## DIRECTIVE
In the records that follow, locate every line with "yerr" and extract it.

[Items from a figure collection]
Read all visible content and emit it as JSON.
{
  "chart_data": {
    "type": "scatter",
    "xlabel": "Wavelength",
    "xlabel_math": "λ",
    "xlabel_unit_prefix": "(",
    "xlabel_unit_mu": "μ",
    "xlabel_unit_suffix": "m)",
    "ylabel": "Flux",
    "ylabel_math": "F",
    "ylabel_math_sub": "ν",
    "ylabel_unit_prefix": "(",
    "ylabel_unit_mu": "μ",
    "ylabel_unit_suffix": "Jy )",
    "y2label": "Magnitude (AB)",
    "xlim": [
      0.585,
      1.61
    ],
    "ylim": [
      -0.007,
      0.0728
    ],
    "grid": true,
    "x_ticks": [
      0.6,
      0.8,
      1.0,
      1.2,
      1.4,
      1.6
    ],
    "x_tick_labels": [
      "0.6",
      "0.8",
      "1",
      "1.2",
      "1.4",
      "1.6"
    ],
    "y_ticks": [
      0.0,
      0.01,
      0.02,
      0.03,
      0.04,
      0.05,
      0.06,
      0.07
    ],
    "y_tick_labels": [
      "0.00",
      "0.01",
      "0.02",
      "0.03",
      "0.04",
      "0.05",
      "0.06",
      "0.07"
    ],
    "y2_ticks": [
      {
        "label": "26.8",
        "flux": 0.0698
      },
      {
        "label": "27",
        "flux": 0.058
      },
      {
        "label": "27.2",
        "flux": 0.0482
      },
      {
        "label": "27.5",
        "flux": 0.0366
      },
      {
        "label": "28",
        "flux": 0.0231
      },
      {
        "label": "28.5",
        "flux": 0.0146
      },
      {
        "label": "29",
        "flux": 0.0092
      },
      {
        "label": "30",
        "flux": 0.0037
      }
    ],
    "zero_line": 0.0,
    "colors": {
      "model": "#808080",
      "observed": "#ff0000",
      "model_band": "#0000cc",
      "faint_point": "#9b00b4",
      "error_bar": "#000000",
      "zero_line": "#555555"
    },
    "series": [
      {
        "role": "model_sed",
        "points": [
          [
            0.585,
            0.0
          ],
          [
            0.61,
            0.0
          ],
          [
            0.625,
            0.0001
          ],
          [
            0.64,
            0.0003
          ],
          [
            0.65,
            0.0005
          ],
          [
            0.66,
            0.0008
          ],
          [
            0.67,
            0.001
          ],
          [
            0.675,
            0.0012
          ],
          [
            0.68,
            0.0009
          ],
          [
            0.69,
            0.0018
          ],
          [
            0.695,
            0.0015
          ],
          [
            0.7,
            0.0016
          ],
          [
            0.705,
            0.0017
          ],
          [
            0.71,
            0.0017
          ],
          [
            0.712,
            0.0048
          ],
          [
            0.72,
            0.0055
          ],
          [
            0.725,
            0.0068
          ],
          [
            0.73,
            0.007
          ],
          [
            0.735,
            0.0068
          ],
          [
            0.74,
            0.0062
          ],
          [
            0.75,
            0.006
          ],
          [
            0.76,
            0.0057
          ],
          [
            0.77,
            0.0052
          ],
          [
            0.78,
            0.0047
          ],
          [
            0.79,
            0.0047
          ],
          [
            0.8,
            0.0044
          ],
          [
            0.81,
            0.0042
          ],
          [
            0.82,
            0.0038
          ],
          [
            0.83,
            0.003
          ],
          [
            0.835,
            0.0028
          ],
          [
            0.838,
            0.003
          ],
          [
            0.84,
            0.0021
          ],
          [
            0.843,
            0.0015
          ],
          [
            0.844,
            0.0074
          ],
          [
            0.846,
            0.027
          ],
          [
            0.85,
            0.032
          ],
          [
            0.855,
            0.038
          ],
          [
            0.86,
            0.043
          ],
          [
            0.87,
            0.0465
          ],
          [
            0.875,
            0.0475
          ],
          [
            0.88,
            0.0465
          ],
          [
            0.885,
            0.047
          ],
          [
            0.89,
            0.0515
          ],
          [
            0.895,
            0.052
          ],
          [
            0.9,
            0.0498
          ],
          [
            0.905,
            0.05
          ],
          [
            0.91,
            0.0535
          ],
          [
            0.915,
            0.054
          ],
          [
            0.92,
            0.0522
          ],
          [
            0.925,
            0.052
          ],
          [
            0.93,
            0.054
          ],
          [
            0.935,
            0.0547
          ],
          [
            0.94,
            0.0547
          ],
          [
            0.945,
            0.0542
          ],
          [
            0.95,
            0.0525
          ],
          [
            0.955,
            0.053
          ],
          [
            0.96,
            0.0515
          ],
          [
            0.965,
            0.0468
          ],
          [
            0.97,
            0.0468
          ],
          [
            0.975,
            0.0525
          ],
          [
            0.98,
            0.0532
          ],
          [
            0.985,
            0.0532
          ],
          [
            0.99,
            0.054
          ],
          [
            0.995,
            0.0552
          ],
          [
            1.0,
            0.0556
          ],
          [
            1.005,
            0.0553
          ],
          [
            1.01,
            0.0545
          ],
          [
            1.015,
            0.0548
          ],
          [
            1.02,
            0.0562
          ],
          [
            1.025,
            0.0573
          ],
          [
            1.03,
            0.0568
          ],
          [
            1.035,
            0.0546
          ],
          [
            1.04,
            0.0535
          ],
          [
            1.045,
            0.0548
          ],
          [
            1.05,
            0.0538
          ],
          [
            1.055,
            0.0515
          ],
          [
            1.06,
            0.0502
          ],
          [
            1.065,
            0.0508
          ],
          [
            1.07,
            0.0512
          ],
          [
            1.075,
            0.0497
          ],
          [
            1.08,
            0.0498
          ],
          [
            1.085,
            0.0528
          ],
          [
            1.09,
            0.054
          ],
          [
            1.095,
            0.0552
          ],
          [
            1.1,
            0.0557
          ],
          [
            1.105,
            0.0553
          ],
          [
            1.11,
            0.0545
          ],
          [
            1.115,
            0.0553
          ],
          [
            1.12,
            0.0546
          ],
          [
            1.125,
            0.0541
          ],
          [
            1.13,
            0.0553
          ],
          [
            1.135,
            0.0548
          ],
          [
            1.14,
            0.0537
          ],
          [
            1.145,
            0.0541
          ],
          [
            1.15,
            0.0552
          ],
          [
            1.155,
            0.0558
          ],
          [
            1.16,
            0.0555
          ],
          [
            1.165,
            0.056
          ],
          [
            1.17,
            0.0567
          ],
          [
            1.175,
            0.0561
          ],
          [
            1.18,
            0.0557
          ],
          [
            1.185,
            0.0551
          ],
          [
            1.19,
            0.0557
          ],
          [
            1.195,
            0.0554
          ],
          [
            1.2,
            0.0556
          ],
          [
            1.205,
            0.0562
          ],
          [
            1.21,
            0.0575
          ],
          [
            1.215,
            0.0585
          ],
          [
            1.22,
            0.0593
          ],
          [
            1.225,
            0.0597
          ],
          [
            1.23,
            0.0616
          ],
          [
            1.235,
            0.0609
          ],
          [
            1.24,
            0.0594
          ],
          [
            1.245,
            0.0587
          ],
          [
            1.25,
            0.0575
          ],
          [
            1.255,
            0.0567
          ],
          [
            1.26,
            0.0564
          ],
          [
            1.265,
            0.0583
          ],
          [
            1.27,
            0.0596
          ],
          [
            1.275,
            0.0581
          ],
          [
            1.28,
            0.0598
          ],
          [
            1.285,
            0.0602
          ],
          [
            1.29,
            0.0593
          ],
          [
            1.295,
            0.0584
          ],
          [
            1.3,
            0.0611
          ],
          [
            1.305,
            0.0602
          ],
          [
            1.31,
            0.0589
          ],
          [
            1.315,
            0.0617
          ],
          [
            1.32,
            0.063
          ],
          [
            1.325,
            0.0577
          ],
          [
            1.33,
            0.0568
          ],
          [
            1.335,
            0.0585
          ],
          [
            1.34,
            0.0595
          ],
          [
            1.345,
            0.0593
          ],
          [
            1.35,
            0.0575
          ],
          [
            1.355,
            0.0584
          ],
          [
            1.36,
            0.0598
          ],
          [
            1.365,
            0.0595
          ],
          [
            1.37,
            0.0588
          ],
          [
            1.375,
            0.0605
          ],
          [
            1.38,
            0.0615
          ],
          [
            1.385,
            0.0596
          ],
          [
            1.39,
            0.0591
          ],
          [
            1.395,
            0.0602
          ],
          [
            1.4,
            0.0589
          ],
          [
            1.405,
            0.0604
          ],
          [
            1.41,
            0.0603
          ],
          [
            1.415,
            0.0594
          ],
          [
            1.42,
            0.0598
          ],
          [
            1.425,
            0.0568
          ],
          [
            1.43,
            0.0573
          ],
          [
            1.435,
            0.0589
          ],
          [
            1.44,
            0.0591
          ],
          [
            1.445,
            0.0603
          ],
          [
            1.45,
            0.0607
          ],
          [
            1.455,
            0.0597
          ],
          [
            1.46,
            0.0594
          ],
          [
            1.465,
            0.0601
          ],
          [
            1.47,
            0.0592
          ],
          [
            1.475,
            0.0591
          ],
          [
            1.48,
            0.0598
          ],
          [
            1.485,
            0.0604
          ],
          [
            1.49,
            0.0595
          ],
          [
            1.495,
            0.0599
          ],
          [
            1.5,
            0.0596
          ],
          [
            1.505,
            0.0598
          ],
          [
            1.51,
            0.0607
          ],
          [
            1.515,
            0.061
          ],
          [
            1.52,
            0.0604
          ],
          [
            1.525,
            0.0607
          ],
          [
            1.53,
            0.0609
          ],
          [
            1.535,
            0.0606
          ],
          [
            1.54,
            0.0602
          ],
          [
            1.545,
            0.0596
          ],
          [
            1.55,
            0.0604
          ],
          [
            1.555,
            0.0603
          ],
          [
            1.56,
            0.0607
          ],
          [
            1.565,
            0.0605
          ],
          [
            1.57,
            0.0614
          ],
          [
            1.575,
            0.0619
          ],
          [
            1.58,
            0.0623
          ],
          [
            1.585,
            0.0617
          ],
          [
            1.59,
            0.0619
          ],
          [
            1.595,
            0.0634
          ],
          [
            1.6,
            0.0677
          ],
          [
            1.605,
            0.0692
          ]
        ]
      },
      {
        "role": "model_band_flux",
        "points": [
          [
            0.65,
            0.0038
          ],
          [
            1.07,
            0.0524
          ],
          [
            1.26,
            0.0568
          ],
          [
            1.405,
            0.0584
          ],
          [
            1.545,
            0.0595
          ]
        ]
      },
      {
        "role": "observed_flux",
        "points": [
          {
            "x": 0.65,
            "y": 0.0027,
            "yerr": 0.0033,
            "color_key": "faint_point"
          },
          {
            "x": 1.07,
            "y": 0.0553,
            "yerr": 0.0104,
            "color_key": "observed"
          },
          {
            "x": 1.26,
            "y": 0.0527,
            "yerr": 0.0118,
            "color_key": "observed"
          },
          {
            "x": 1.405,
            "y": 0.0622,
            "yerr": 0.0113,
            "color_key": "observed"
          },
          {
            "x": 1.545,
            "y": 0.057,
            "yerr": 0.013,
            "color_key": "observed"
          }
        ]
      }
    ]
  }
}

## WRITTEN RESPONSE
            "yerr": 0.0033,
            "yerr": 0.0104,
            "yerr": 0.0118,
            "yerr": 0.0113,
            "yerr": 0.013,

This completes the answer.